## Short problem
Search the records below for the word "Available" and show every line where it occurs.

Excerpt from a dataset
==*==

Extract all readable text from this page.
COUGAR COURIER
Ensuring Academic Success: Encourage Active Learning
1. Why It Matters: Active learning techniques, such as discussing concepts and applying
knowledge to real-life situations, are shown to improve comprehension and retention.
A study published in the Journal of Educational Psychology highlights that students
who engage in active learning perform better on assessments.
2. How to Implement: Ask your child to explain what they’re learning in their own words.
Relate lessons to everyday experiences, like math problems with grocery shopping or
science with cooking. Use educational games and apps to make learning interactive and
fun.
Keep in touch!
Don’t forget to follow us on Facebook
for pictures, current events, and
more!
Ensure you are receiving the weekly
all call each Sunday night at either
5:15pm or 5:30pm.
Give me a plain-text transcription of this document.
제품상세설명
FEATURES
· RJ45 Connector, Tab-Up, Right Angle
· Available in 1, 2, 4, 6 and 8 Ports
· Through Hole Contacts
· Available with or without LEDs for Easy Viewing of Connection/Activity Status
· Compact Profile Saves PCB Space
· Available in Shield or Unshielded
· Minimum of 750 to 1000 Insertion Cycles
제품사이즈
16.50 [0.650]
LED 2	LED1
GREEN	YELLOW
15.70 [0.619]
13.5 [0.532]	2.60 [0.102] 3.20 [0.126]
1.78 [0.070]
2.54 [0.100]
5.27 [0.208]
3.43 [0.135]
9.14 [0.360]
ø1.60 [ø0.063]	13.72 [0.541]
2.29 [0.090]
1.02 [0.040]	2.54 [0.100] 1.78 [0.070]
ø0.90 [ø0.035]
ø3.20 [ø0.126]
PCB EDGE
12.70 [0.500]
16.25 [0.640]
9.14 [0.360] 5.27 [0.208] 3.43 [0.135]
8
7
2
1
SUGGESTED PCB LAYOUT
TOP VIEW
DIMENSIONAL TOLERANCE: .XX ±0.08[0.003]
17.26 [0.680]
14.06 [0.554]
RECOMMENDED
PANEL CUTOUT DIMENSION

==*==

## Right answer
· Available in 1, 2, 4, 6 and 8 Ports
· Available with or without LEDs for Easy Viewing of Connection/Activity Status
· Available in Shield or Unshielded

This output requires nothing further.